What needs to be done:
Using the listing below, give the number of lines where "成都市锦" appears, and nothing else.

┌────────

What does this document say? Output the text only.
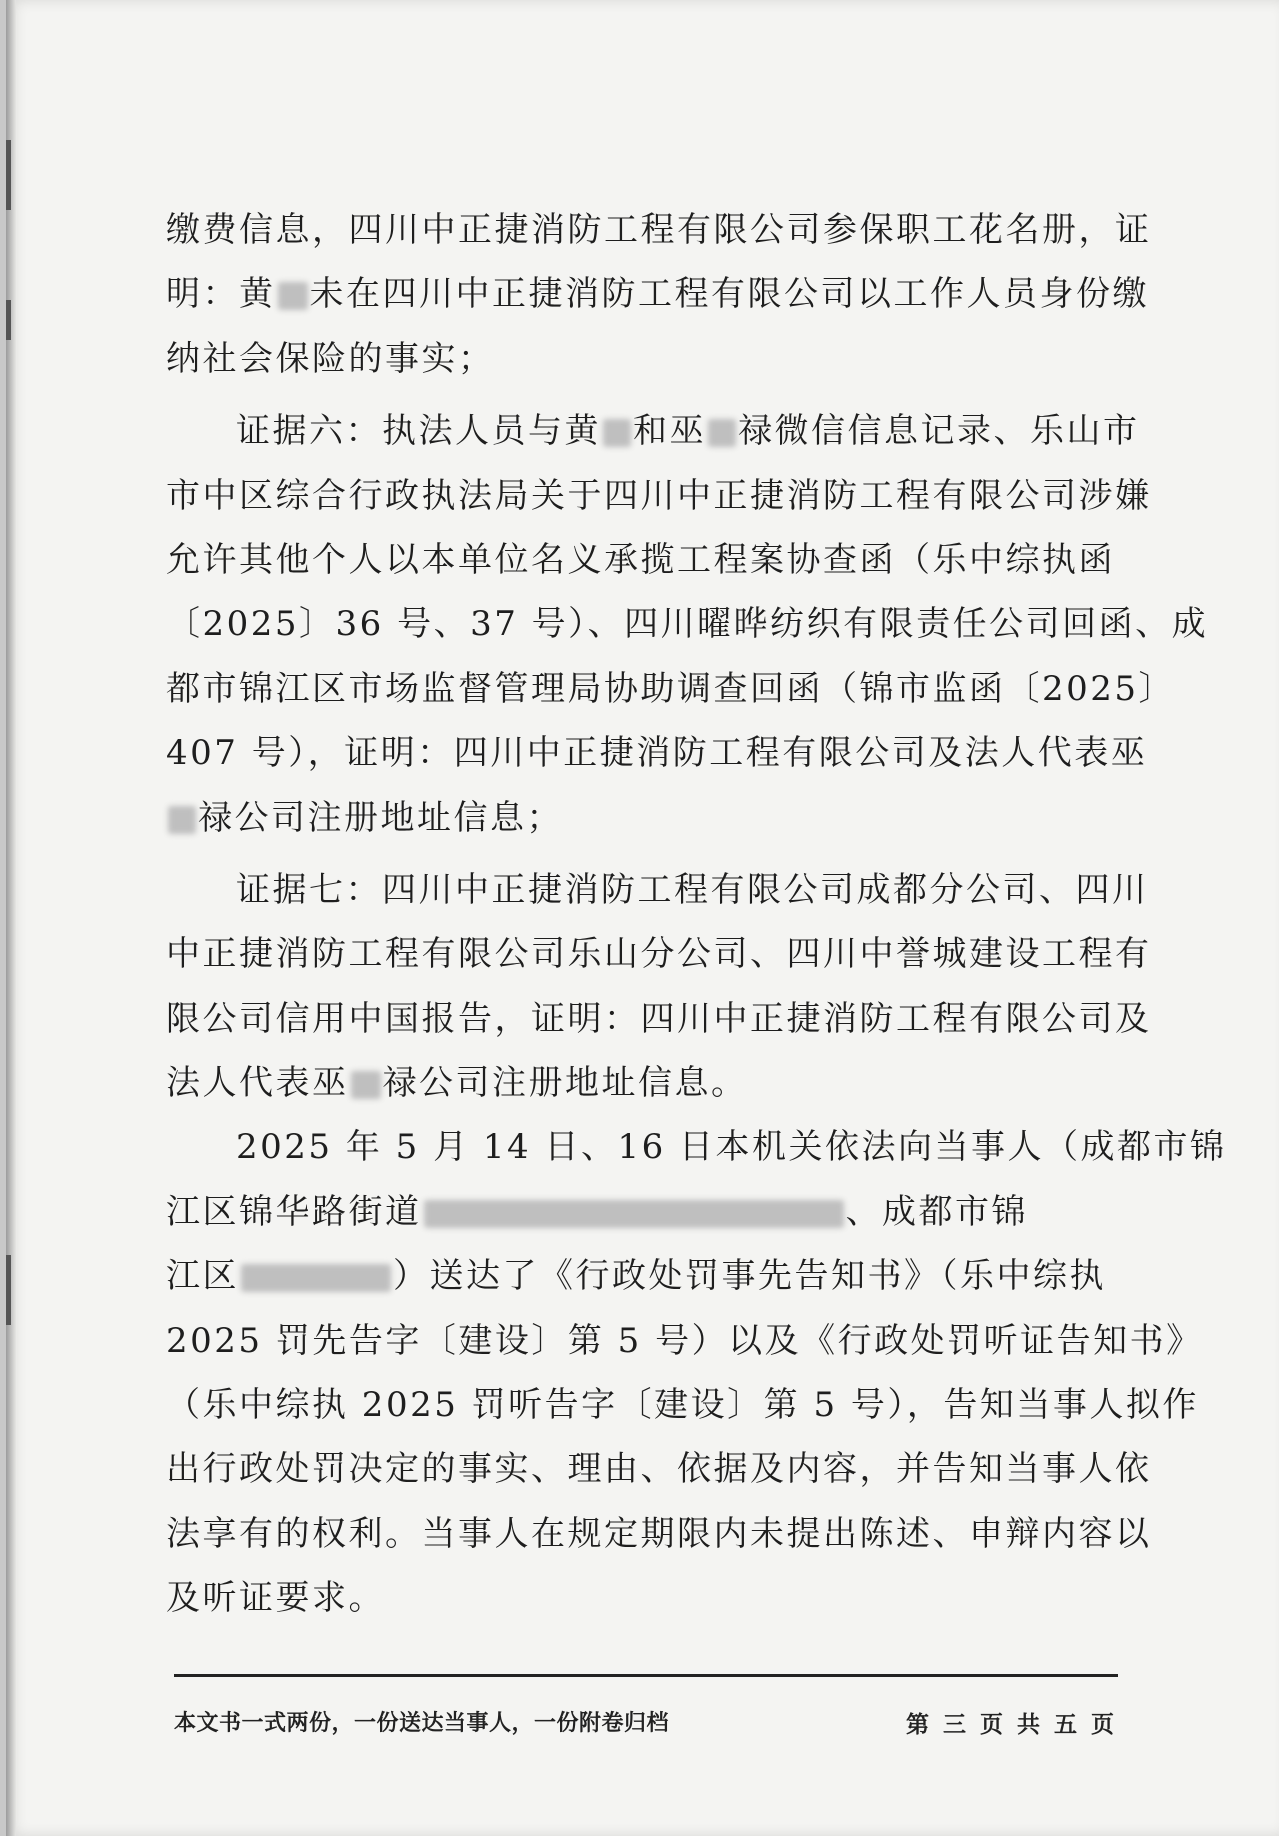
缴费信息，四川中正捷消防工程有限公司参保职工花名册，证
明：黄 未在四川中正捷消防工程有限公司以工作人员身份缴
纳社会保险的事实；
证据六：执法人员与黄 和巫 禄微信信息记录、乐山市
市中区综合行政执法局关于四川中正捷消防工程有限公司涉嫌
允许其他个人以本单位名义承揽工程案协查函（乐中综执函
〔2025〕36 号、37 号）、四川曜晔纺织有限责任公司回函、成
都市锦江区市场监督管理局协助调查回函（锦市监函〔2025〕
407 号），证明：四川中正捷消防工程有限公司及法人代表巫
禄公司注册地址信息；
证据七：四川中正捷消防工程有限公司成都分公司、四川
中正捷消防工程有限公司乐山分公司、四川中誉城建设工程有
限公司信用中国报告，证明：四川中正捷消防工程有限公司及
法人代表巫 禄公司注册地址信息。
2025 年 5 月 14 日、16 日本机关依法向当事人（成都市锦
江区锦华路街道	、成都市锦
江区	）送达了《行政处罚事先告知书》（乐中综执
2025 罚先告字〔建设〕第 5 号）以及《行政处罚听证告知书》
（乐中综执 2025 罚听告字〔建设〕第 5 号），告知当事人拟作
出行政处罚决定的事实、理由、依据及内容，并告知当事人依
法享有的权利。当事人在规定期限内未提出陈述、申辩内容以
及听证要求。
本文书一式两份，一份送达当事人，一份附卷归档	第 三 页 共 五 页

└────────

Answer to the problem:
2